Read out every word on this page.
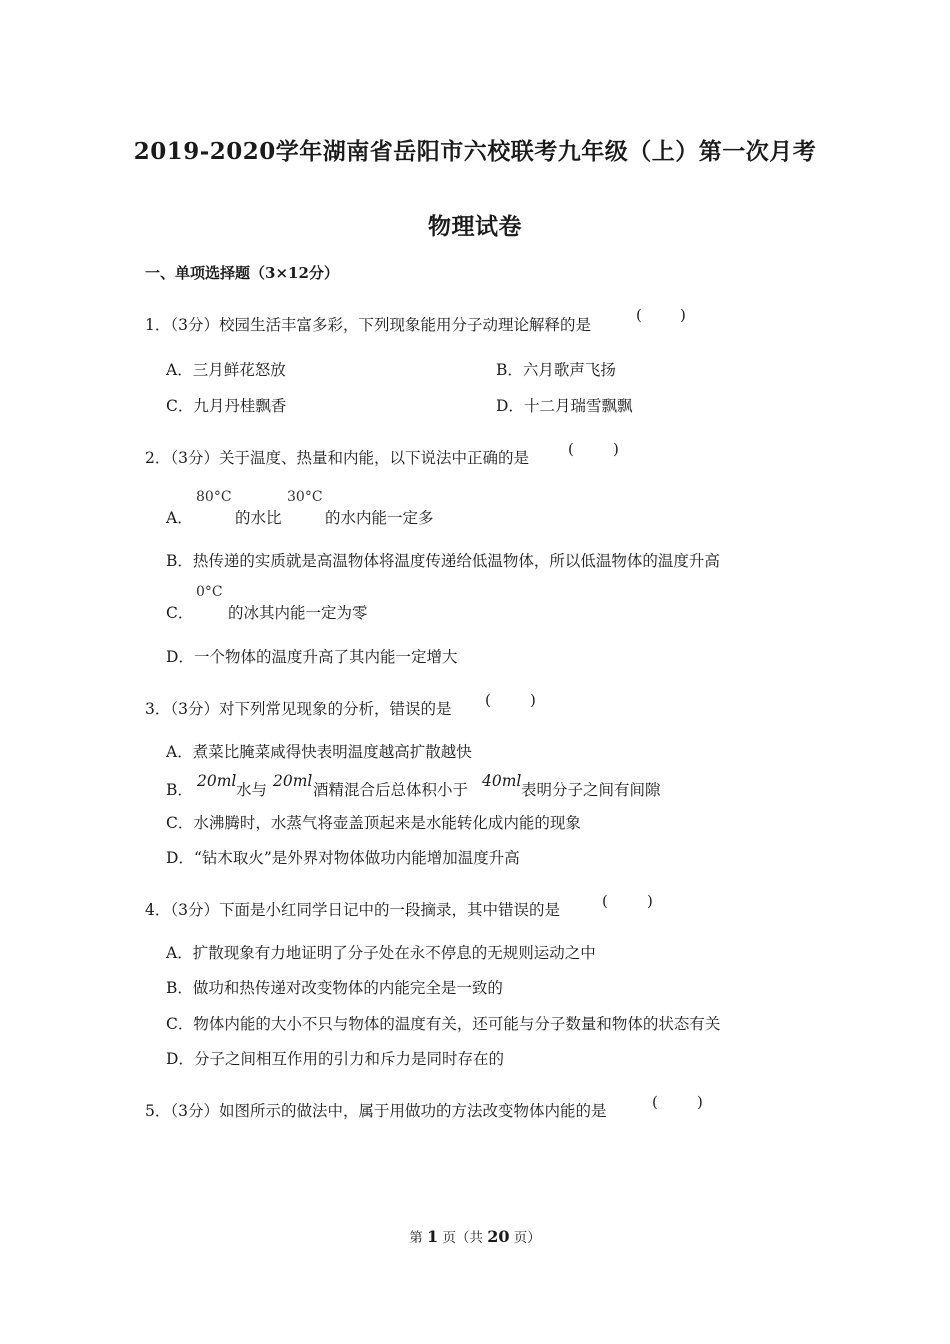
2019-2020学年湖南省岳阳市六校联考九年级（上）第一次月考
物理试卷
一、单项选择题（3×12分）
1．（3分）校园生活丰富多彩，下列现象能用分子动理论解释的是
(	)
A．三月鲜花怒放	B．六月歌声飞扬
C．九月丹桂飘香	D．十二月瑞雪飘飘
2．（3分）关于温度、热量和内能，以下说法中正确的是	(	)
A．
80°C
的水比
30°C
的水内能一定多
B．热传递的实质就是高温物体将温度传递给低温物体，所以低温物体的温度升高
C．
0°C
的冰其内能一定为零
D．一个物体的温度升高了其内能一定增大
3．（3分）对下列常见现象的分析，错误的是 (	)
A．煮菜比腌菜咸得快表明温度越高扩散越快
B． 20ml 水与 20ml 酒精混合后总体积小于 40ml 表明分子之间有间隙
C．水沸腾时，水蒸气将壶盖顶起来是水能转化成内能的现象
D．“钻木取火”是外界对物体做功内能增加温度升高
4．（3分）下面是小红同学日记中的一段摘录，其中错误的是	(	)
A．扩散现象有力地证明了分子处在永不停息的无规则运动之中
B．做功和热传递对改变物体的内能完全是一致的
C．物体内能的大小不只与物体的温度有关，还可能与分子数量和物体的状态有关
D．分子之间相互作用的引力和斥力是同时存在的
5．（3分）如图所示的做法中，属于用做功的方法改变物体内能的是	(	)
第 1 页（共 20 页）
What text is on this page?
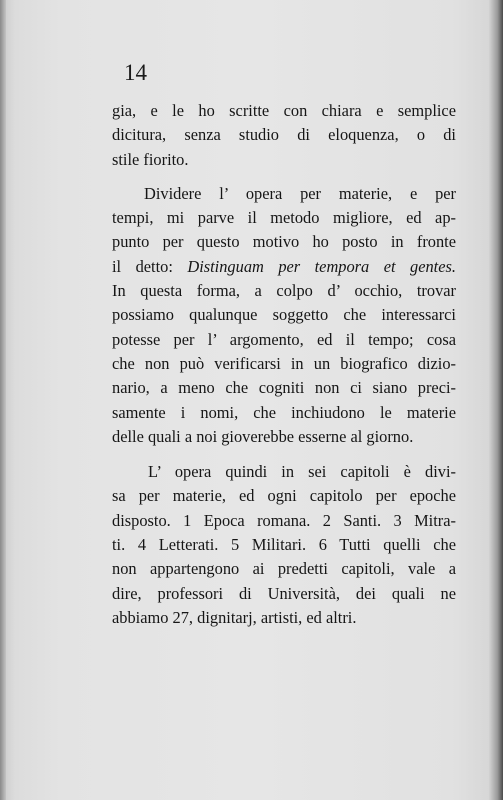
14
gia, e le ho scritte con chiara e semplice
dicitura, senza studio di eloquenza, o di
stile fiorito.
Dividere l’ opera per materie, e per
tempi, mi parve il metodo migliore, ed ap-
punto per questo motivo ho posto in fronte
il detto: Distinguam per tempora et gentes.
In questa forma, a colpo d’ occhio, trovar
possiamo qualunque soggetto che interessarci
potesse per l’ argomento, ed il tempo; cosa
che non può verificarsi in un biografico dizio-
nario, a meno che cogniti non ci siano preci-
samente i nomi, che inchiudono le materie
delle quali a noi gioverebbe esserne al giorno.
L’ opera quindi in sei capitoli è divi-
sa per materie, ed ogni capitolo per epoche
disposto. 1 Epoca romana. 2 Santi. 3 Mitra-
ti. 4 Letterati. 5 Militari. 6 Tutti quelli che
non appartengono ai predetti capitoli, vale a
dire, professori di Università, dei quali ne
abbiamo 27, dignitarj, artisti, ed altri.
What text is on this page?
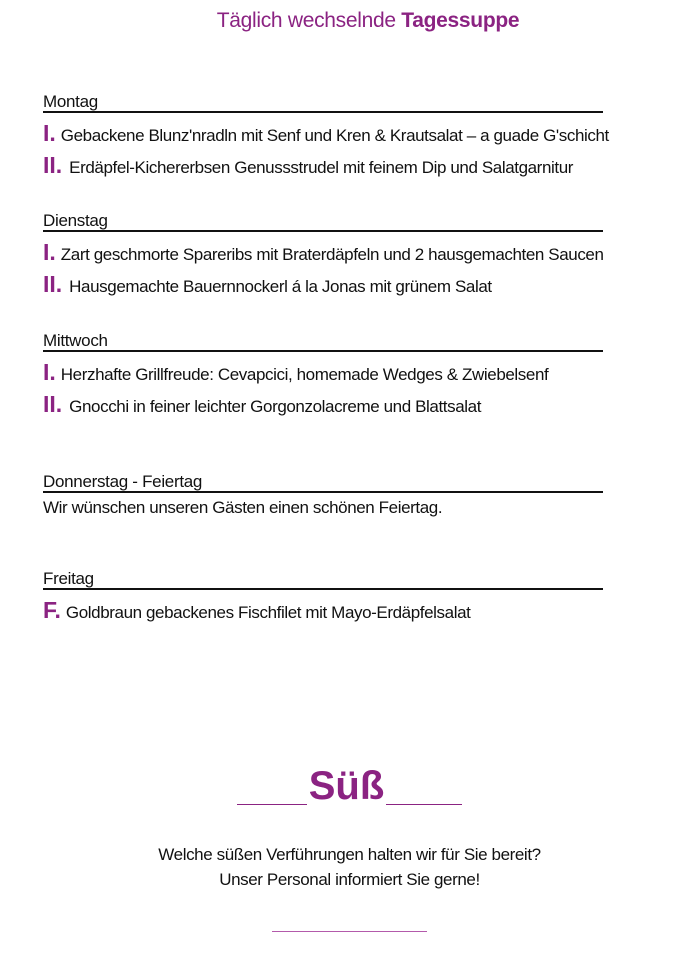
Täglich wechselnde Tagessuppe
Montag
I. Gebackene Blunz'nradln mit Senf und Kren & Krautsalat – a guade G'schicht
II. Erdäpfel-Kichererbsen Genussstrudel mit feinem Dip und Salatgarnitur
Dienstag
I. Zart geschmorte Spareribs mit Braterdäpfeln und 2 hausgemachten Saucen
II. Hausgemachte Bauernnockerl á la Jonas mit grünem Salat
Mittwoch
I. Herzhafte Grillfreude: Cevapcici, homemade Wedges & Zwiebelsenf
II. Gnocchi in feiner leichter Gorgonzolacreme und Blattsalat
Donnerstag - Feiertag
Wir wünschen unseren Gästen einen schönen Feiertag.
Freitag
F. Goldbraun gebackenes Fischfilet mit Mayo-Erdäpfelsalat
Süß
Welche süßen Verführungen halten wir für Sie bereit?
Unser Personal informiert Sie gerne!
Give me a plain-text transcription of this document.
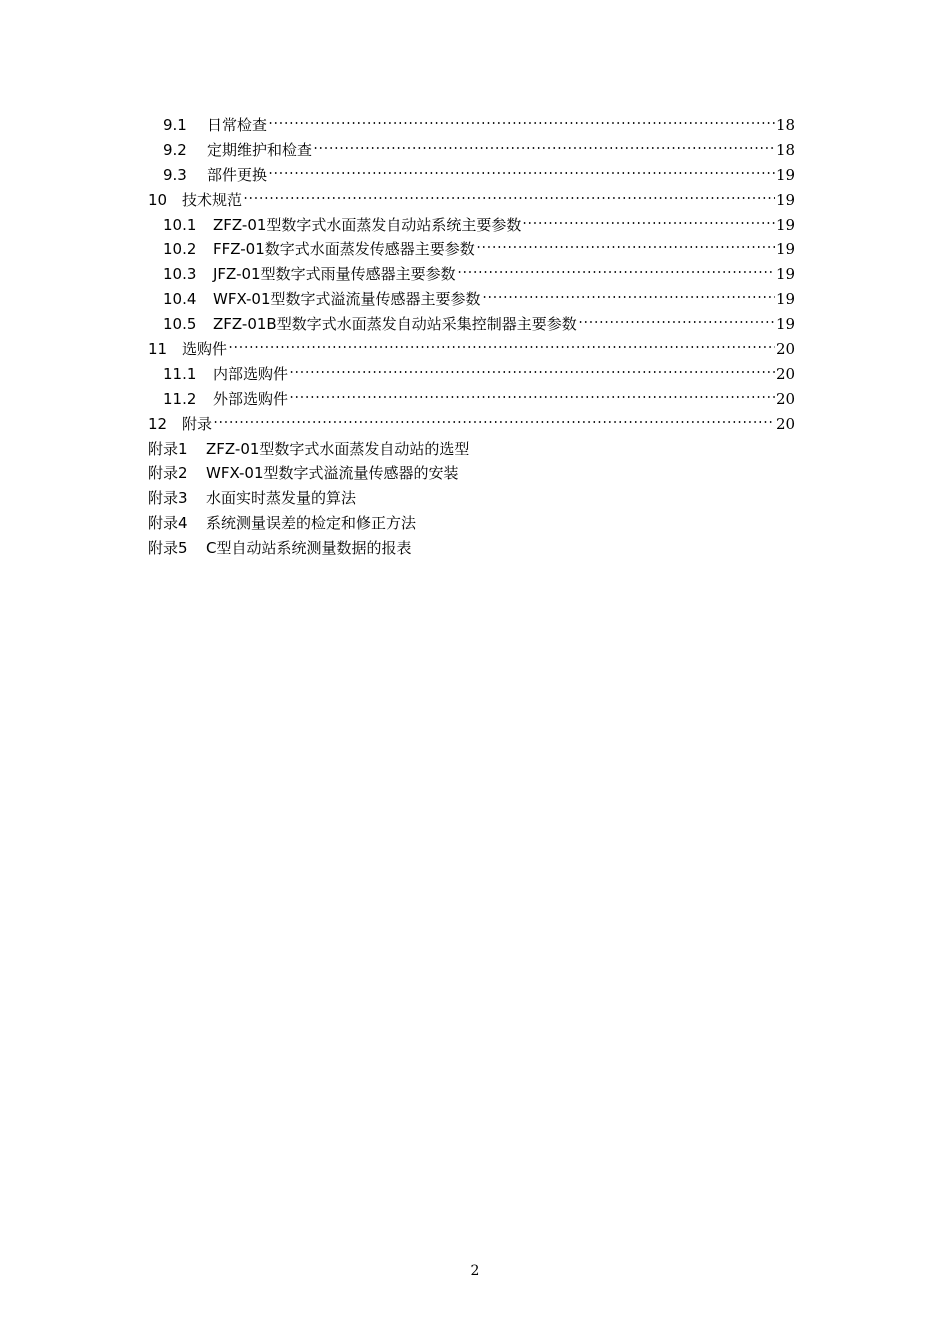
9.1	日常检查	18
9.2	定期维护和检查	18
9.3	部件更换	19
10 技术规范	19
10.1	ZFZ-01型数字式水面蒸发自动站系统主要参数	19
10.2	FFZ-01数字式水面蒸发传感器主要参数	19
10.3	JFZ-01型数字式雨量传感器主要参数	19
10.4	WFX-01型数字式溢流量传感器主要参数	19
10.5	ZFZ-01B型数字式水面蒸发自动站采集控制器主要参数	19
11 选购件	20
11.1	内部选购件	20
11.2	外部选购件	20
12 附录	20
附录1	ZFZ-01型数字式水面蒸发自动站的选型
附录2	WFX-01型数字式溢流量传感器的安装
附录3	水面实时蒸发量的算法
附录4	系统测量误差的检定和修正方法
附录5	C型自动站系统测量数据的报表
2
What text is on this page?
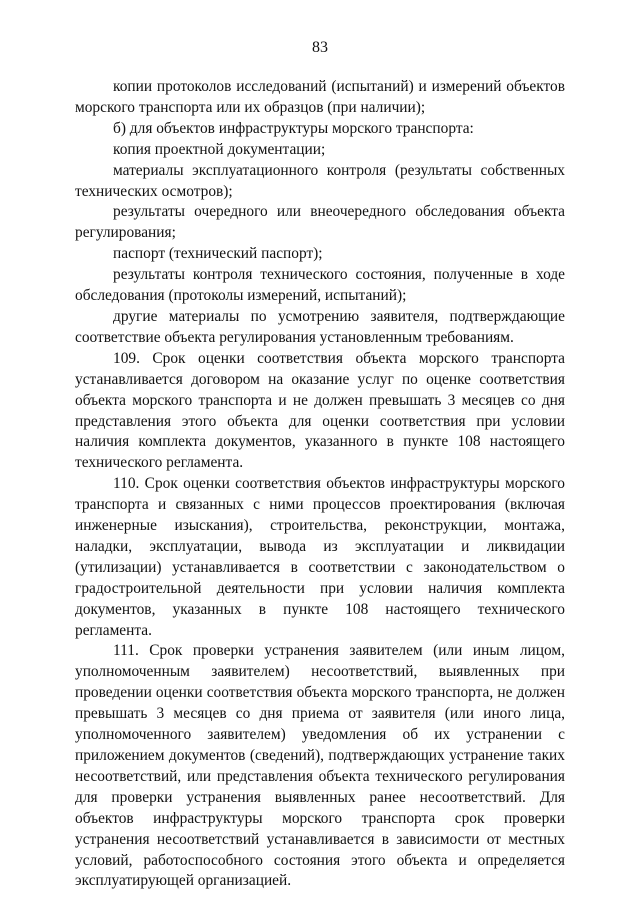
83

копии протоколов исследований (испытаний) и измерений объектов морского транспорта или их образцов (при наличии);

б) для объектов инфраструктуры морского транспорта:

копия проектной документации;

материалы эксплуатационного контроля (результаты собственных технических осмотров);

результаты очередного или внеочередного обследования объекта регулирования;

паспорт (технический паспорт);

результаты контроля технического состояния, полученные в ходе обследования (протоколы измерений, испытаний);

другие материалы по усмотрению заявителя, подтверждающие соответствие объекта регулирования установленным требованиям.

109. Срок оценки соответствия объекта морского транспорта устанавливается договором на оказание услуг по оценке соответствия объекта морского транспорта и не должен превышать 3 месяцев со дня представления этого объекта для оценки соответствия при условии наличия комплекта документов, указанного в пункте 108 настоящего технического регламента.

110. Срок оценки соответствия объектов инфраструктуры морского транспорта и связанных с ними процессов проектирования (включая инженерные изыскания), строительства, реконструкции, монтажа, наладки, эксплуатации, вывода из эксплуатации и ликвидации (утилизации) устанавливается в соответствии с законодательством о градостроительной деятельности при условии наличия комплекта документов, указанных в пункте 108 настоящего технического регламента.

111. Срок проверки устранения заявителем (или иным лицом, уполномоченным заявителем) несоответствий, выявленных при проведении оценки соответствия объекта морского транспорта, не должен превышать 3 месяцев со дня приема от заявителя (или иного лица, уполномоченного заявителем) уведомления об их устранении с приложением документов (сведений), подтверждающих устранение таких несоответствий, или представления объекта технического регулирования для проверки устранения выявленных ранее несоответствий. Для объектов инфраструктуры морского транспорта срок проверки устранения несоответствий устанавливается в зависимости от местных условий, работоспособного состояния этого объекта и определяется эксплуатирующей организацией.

## TO BE DONE
From the listing above, pick out each line where the word "opera" appears.

## RESPONSE TO THE EXERCISE
Dividere l’ opera per materie, e per
L’ opera quindi in sei capitoli è divi-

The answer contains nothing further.